- REQUIRED ACTION -
Each line of the data below containing "bietet" needs to be listed.

- DATA FOR THIS TASK -
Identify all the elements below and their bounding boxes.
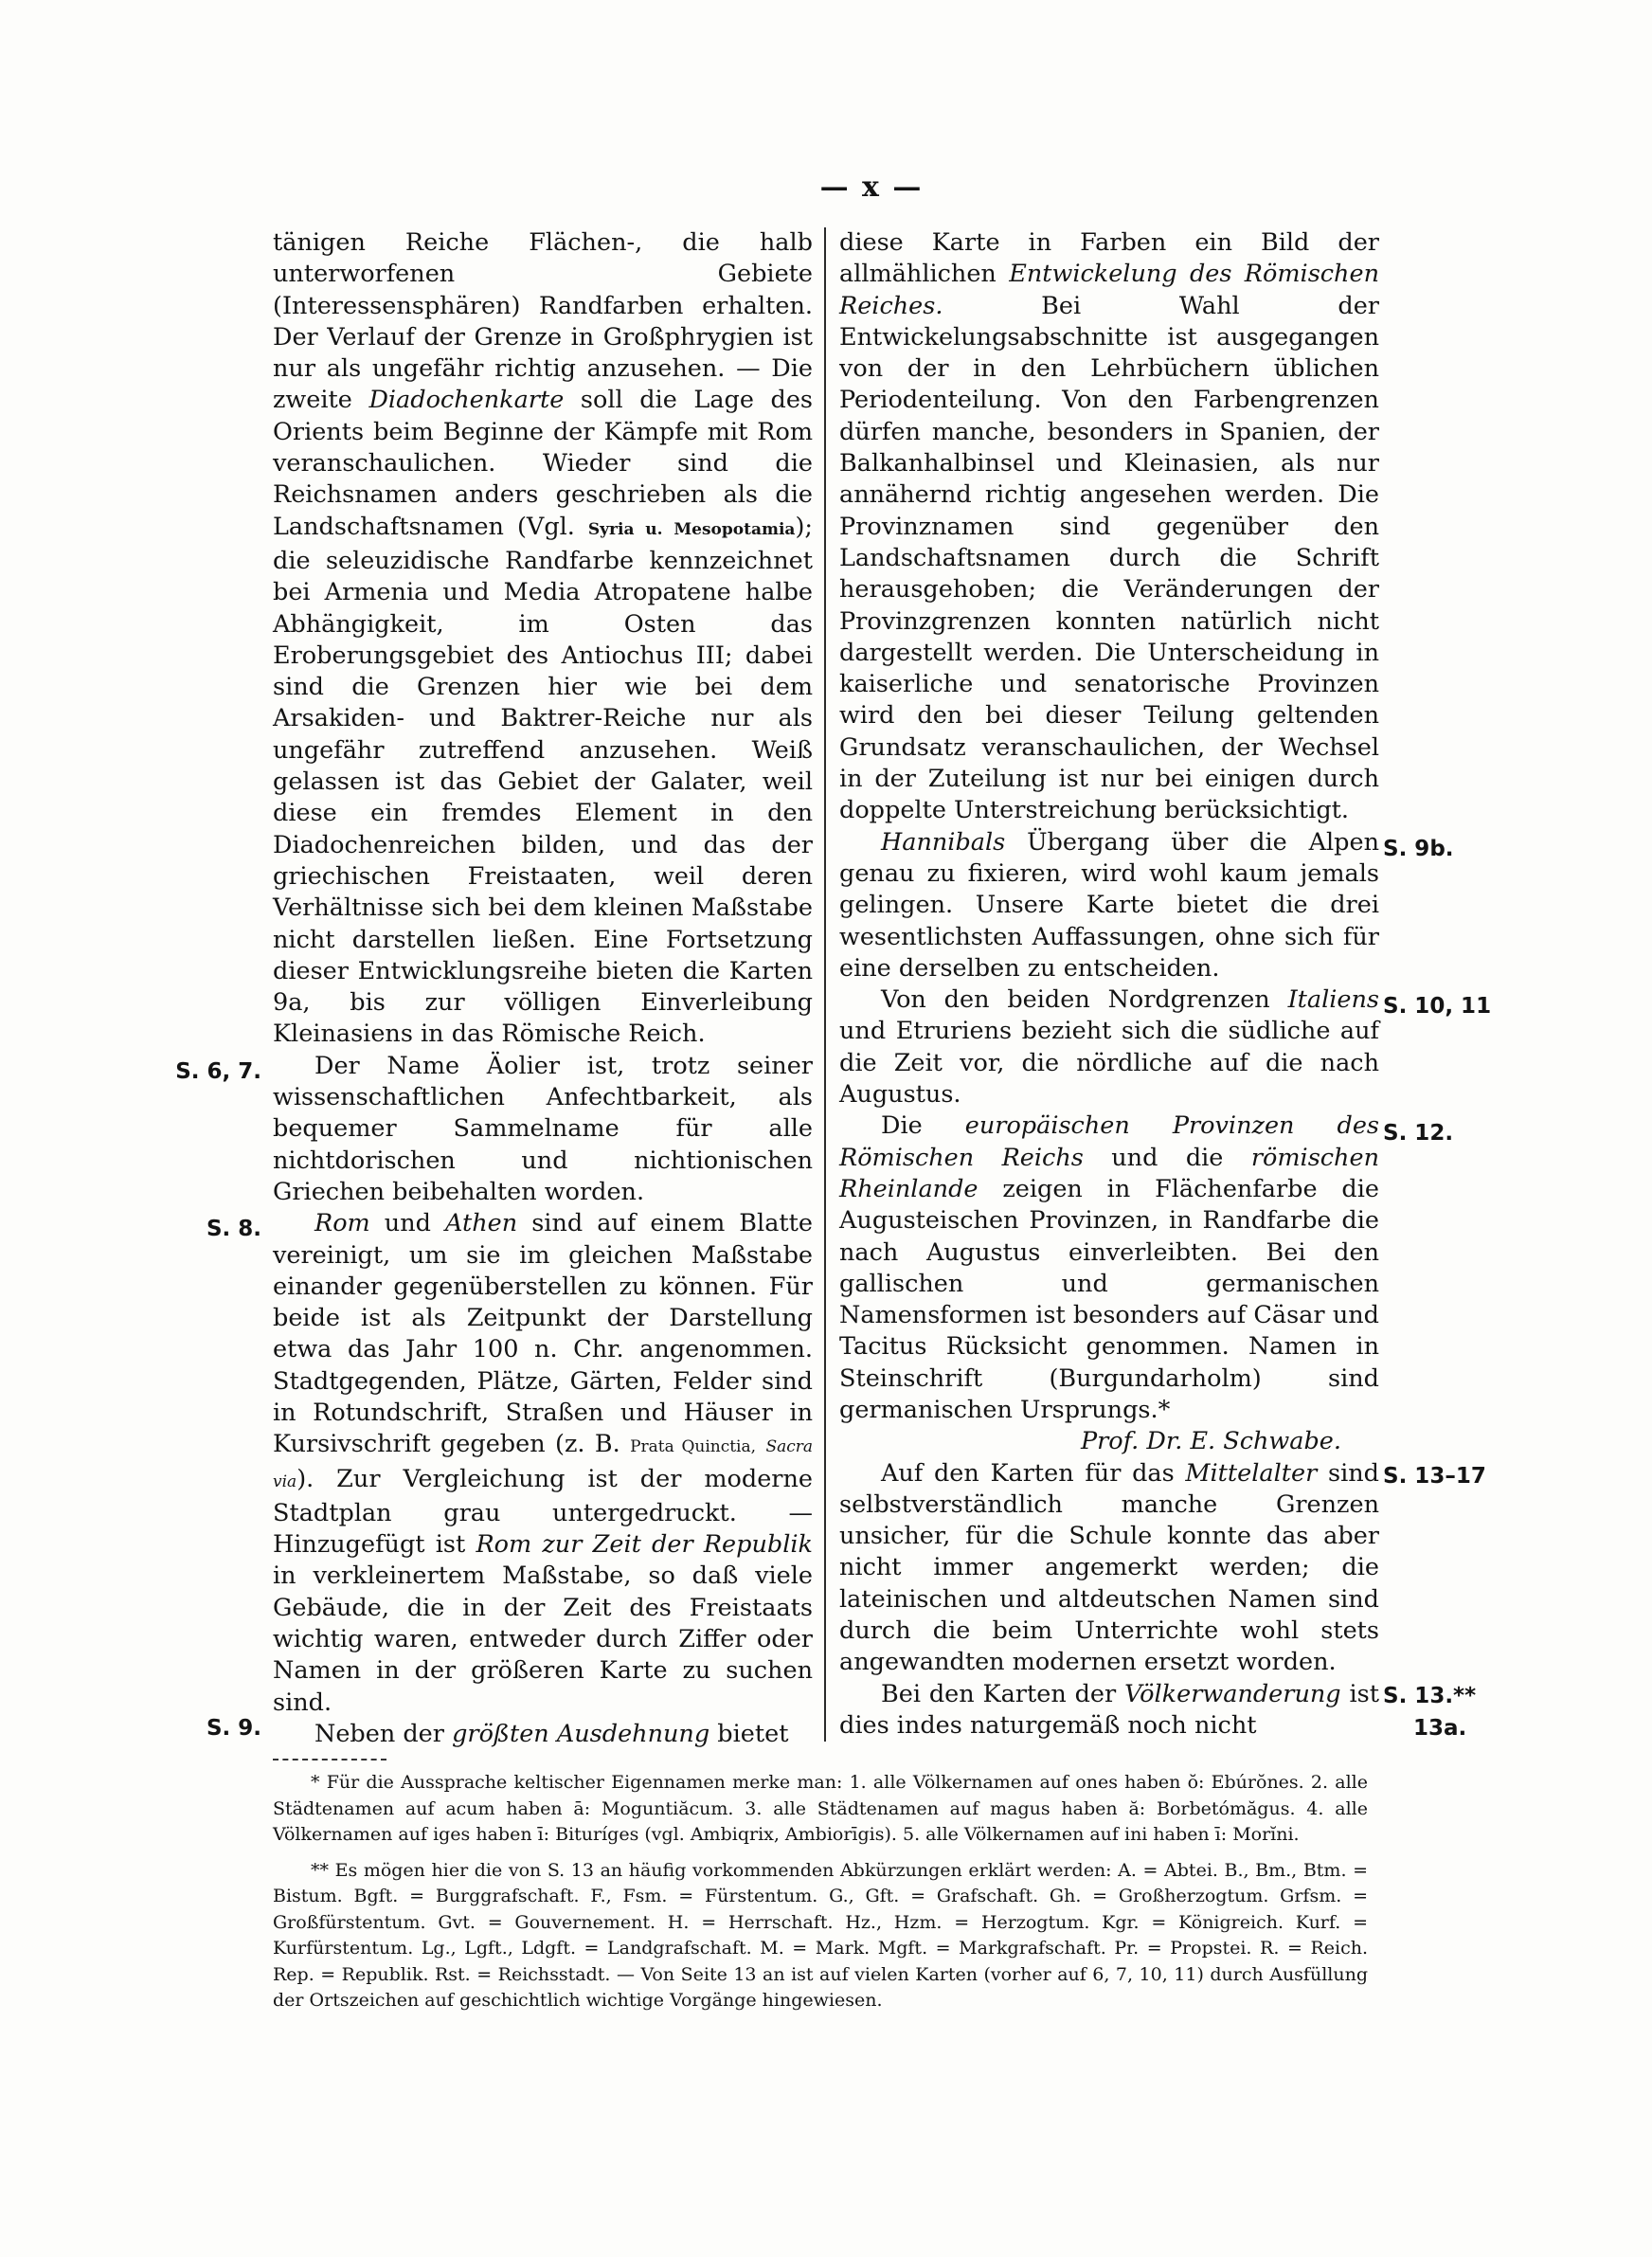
footnote-pronunciation: * Für die Aussprache keltischer Eigennamen merke man: 1. alle Völkernamen auf ones haben ŏ: Ebúrŏnes. 2. alle Städtenamen auf acum haben ā: Moguntiăcum. 3. alle Städtenamen auf magus haben ă: Borbetómăgus. 4. alle Völkernamen auf iges haben ī: Bituríges (vgl. Ambiqrix, Ambiorīgis). 5. alle Völkernamen auf ini haben ī: Morĭni. [273, 1772, 1368, 1845]
margin-note-s9: S. 9. [206, 1716, 261, 1741]
footnotes [273, 1770, 1368, 2024]
margin-note-s13a: 13a. [1413, 1716, 1467, 1741]
column-divider [824, 227, 826, 1742]
margin-note-s9b: S. 9b. [1383, 837, 1454, 861]
paragraph-rom-athen: Rom und Athen sind auf einem Blatte vereinigt, um sie im gleichen Maßstabe einander gegenüberstellen zu können. Für beide ist als Zeitpunkt der Darstellung etwa das Jahr 100 n. Chr. angenommen. Stadtgegenden, Plätze, Gärten, Felder sind in Rotundschrift, Straßen und Häuser in Kursivschrift gegeben (z. B. Prata Quinctia, Sacra via). Zur Vergleichung ist der moderne Stadtplan grau untergedruckt. — Hinzugefügt ist Rom zur Zeit der Republik in verkleinertem Maßstabe, so daß viele Gebäude, die in der Zeit des Freistaats wichtig waren, entweder durch Ziffer oder Namen in der größeren Karte zu suchen sind. [273, 1209, 814, 1717]
paragraph-mittelalter: Auf den Karten für das Mittelalter sind selbstverständlich manche Grenzen unsicher, für die Schule konnte das aber nicht immer angemerkt werden; die lateinischen und altdeutschen Namen sind durch die beim Unterrichte wohl stets angewandten modernen ersetzt worden. [839, 1458, 1379, 1677]
right-column [839, 227, 1379, 1742]
paragraph-italien: Von den beiden Nordgrenzen Italiens und Etruriens bezieht sich die südliche auf die Zeit vor, die nördliche auf die nach Augustus. [839, 985, 1379, 1110]
paragraph-entwickelung: diese Karte in Farben ein Bild der allmählichen Entwickelung des Römischen Reiches. Bei Wahl der Entwickelungsabschnitte ist ausgegangen von der in den Lehrbüchern üblichen Periodenteilung. Von den Farbengrenzen dürfen manche, besonders in Spanien, der Balkanhalbinsel und Kleinasien, als nur annähernd richtig angesehen werden. Die Provinznamen sind gegenüber den Landschaftsnamen durch die Schrift herausgehoben; die Veränderungen der Provinzgrenzen konnten natürlich nicht dargestellt werden. Die Unterscheidung in kaiserliche und senatorische Provinzen wird den bei dieser Teilung geltenden Grundsatz veranschaulichen, der Wechsel in der Zuteilung ist nur bei einigen durch doppelte Unterstreichung berücksichtigt. [839, 228, 1379, 825]
margin-note-s12: S. 12. [1383, 1121, 1454, 1146]
footnote-rule [273, 1759, 386, 1760]
signature: Prof. Dr. E. Schwabe. [1080, 1427, 1341, 1456]
margin-note-s8: S. 8. [206, 1217, 261, 1241]
paragraph-ausdehnung: Neben der größten Ausdehnung bietet [314, 1719, 789, 1748]
paragraph-voelkerwanderung: Bei den Karten der Völkerwanderung ist dies indes naturgemäß noch nicht [839, 1679, 1379, 1740]
margin-note-s67: S. 6, 7. [175, 1059, 261, 1084]
margin-note-s13star: S. 13.** [1383, 1684, 1477, 1708]
paragraph-provinzen: Die europäischen Provinzen des Römischen Reichs und die römischen Rheinlande zeigen in Flächenfarbe die Augusteischen Provinzen, in Randfarbe die nach Augustus einverleibten. Bei den gallischen und germanischen Namensformen ist besonders auf Cäsar und Tacitus Rücksicht genommen. Namen in Steinschrift (Burgundarholm) sind germanischen Ursprungs.* [839, 1111, 1379, 1424]
margin-note-s1011: S. 10, 11 [1383, 994, 1492, 1019]
paragraph-diadochen: tänigen Reiche Flächen-, die halb unterworfenen Gebiete (Interessensphären) Randfarben erhalten. Der Verlauf der Grenze in Großphrygien ist nur als ungefähr richtig anzusehen. — Die zweite Diadochenkarte soll die Lage des Orients beim Beginne der Kämpfe mit Rom veranschaulichen. Wieder sind die Reichsnamen anders geschrieben als die Landschaftsnamen (Vgl. Syria u. Mesopotamia); die seleuzidische Randfarbe kennzeichnet bei Armenia und Media Atropatene halbe Abhängigkeit, im Osten das Eroberungsgebiet des Antiochus III; dabei sind die Grenzen hier wie bei dem Arsakiden- und Baktrer-Reiche nur als ungefähr zutreffend anzusehen. Weiß gelassen ist das Gebiet der Galater, weil diese ein fremdes Element in den Diadochenreichen bilden, und das der griechischen Freistaaten, weil deren Verhältnisse sich bei dem kleinen Maßstabe nicht darstellen ließen. Eine Fortsetzung dieser Entwicklungsreihe bieten die Karten 9a, bis zur völligen Einverleibung Kleinasiens in das Römische Reich. [273, 228, 814, 1049]
left-column [273, 227, 813, 1750]
paragraph-hannibal: Hannibals Übergang über die Alpen genau zu fixieren, wird wohl kaum jemals gelingen. Unsere Karte bietet die drei wesentlichsten Auffassungen, ohne sich für eine derselben zu entscheiden. [839, 827, 1379, 983]
page-number: — x — [819, 171, 924, 204]
footnote-abbreviations: ** Es mögen hier die von S. 13 an häufig vorkommenden Abkürzungen erklärt werden: A. = Abtei. B., Bm., Btm. = Bistum. Bgft. = Burggrafschaft. F., Fsm. = Fürstentum. G., Gft. = Grafschaft. Gh. = Großherzogtum. Grfsm. = Großfürstentum. Gvt. = Gouvernement. H. = Herrschaft. Hz., Hzm. = Herzogtum. Kgr. = Königreich. Kurf. = Kurfürstentum. Lg., Lgft., Ldgft. = Landgrafschaft. M. = Mark. Mgft. = Markgrafschaft. Pr. = Propstei. R. = Reich. Rep. = Republik. Rst. = Reichsstadt. — Von Seite 13 an ist auf vielen Karten (vorher auf 6, 7, 10, 11) durch Ausfüllung der Ortszeichen auf geschichtlich wichtige Vorgänge hingewiesen. [273, 1859, 1368, 2011]
paragraph-aeolier: Der Name Äolier ist, trotz seiner wissenschaftlichen Anfechtbarkeit, als bequemer Sammelname für alle nichtdorischen und nichtionischen Griechen beibehalten worden. [273, 1051, 813, 1206]
margin-note-s1317: S. 13–17 [1383, 1464, 1486, 1489]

- RESPONSE BOX -
paragraph-ausdehnung: Neben der größten Ausdehnung bietet [314, 1719, 789, 1748]
paragraph-hannibal: Hannibals Übergang über die Alpen genau zu fixieren, wird wohl kaum jemals gelingen. Unsere Karte bietet die drei wesentlichsten Auffassungen, ohne sich für eine derselben zu entscheiden. [839, 827, 1379, 983]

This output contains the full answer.